- **INSTRUCTION 1**
According to the cash flow excerpt, how much cash was on hand at June 30, 2010?

════════════════════

Net cash flows used in operating activities for the quarter ended June 30, 2010, amounted to $65,726 and were comprised primarily of trade payables and our net loss for the quarter.  Net cash flows used in investing and financing activities for the quarter ended June 30, 2010, were nil.
 
At June 30, 2010, we had cash of $400, which represented a decrease of approximately $66,000 in comparison with our cash balance at December 31, 2009.  At June 30, 2009, we had cash of approximately $1,360 and an decrease of  approximately $340 in comparison with our cash balance December 31, 2008.  We have no currently planned material commitments for capital expenditures; however, we will need operating capital to continue our current business operations, although presently have no alternative source of operating capital.  Although we are considering various debt or equity financings, there can be no assurance that any financing will be available to us on terms acceptable to us or at the time that we would require such financing, or at all.  Failure to obtain any such financing will result in our inability to effectuate our business plan.  As of the date of this Current Report, we have not entered into any agreements and have not received any commitments to obtain any such financing.  The notes to our financial statements at June 30, 2010 disclose our uncertain ability to continue as a going concern.

════════════════════

- **INSTRUCTION 2**
Convert the rows from the first one through the line containing "situacao-especial-label: SITUAÇÃO ESPECIAL" into a Markdown table with the columns Row and Line, leaving out any blank lines.

- **Stored records**
════════════════════

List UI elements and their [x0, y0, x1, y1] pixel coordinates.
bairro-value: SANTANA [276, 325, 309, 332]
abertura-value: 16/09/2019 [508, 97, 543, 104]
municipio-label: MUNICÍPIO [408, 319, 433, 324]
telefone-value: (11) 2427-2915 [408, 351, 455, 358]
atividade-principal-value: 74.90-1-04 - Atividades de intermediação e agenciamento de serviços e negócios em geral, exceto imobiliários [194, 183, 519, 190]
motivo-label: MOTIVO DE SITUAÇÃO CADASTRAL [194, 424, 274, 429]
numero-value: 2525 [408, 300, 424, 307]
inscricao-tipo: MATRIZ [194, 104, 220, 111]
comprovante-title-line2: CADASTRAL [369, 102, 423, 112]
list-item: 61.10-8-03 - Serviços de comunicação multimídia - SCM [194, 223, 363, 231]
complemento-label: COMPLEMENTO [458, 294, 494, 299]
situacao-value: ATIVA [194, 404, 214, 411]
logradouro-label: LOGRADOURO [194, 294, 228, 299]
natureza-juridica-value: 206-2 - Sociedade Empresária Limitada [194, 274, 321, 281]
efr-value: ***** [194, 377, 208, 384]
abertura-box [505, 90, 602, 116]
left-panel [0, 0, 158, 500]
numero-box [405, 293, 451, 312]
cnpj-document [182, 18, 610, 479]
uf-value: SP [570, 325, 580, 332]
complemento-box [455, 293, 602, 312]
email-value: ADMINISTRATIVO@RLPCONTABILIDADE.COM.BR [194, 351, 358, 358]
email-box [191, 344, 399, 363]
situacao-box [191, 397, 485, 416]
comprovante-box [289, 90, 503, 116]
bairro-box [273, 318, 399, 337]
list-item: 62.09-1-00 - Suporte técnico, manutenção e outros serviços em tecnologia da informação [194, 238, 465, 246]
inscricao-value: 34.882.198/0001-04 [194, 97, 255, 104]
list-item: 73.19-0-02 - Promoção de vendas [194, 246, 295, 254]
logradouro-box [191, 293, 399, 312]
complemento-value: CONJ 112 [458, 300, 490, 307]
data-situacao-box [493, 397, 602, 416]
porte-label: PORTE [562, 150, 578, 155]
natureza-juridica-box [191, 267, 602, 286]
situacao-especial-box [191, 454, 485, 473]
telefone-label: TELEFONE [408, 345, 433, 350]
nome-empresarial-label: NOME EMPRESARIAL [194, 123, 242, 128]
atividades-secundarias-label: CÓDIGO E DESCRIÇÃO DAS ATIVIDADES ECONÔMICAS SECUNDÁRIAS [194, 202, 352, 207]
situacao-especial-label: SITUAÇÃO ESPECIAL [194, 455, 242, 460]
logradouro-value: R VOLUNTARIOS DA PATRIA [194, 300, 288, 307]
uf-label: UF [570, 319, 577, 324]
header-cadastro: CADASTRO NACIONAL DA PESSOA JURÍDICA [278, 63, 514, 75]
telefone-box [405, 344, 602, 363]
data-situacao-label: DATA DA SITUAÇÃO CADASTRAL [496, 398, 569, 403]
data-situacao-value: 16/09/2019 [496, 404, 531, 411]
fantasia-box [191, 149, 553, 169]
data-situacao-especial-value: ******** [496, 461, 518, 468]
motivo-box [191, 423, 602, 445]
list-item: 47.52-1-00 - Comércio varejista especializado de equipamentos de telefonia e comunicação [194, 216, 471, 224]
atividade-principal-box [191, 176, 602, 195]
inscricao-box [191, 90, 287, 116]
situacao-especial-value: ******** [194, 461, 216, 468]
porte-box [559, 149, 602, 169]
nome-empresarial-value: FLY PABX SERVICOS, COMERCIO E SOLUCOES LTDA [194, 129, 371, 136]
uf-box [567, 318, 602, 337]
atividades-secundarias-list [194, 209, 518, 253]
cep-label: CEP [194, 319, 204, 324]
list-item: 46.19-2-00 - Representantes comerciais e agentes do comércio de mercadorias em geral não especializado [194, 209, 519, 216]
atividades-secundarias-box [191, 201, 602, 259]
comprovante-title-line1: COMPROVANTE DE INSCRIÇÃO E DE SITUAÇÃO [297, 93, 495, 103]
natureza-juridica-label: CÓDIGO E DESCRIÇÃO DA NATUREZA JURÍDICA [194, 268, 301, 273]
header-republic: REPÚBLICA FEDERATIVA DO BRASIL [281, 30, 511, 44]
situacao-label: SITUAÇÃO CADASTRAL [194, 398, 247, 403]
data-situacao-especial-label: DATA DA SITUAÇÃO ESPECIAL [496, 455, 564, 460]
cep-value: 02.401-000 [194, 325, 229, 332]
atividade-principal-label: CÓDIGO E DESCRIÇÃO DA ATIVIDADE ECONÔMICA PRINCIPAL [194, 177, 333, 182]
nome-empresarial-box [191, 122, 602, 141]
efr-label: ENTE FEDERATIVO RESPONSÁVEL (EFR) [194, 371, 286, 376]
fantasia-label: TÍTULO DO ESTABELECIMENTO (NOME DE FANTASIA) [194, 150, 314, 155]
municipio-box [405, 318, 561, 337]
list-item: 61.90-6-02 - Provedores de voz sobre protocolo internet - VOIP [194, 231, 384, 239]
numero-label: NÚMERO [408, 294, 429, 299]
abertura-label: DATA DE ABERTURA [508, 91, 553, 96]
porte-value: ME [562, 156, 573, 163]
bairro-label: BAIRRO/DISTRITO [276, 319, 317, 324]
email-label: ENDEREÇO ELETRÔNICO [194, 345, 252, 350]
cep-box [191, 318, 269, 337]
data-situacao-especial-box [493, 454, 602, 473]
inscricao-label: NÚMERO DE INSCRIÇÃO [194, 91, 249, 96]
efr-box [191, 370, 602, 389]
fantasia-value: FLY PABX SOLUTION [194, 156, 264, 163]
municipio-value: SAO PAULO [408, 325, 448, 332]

════════════════════

- **TASK OUTPUT 1**
$400

- **TASK OUTPUT 2**
| Row | Line |
|---|---|
| 1 | List UI elements and their [x0, y0, x1, y1] pixel coordinates. |
| 2 | bairro-value: SANTANA [276, 325, 309, 332] |
| 3 | abertura-value: 16/09/2019 [508, 97, 543, 104] |
| 4 | municipio-label: MUNICÍPIO [408, 319, 433, 324] |
| 5 | telefone-value: (11) 2427-2915 [408, 351, 455, 358] |
| 6 | atividade-principal-value: 74.90-1-04 - Atividades de intermediação e agenciamento de serviços e negócios em geral, exceto imobiliários [194, 183, 519, 190] |
| 7 | motivo-label: MOTIVO DE SITUAÇÃO CADASTRAL [194, 424, 274, 429] |
| 8 | numero-value: 2525 [408, 300, 424, 307] |
| 9 | inscricao-tipo: MATRIZ [194, 104, 220, 111] |
| 10 | comprovante-title-line2: CADASTRAL [369, 102, 423, 112] |
| 11 | list-item: 61.10-8-03 - Serviços de comunicação multimídia - SCM [194, 223, 363, 231] |
| 12 | complemento-label: COMPLEMENTO [458, 294, 494, 299] |
| 13 | situacao-value: ATIVA [194, 404, 214, 411] |
| 14 | logradouro-label: LOGRADOURO [194, 294, 228, 299] |
| 15 | natureza-juridica-value: 206-2 - Sociedade Empresária Limitada [194, 274, 321, 281] |
| 16 | efr-value: ***** [194, 377, 208, 384] |
| 17 | abertura-box [505, 90, 602, 116] |
| 18 | left-panel [0, 0, 158, 500] |
| 19 | numero-box [405, 293, 451, 312] |
| 20 | cnpj-document [182, 18, 610, 479] |
| 21 | uf-value: SP [570, 325, 580, 332] |
| 22 | complemento-box [455, 293, 602, 312] |
| 23 | email-value: ADMINISTRATIVO@RLPCONTABILIDADE.COM.BR [194, 351, 358, 358] |
| 24 | email-box [191, 344, 399, 363] |
| 25 | situacao-box [191, 397, 485, 416] |
| 26 | comprovante-box [289, 90, 503, 116] |
| 27 | bairro-box [273, 318, 399, 337] |
| 28 | list-item: 62.09-1-00 - Suporte técnico, manutenção e outros serviços em tecnologia da informação [194, 238, 465, 246] |
| 29 | inscricao-value: 34.882.198/0001-04 [194, 97, 255, 104] |
| 30 | list-item: 73.19-0-02 - Promoção de vendas [194, 246, 295, 254] |
| 31 | logradouro-box [191, 293, 399, 312] |
| 32 | complemento-value: CONJ 112 [458, 300, 490, 307] |
| 33 | data-situacao-box [493, 397, 602, 416] |
| 34 | porte-label: PORTE [562, 150, 578, 155] |
| 35 | natureza-juridica-box [191, 267, 602, 286] |
| 36 | situacao-especial-box [191, 454, 485, 473] |
| 37 | telefone-label: TELEFONE [408, 345, 433, 350] |
| 38 | nome-empresarial-label: NOME EMPRESARIAL [194, 123, 242, 128] |
| 39 | atividades-secundarias-label: CÓDIGO E DESCRIÇÃO DAS ATIVIDADES ECONÔMICAS SECUNDÁRIAS [194, 202, 352, 207] |
| 40 | situacao-especial-label: SITUAÇÃO ESPECIAL [194, 455, 242, 460] |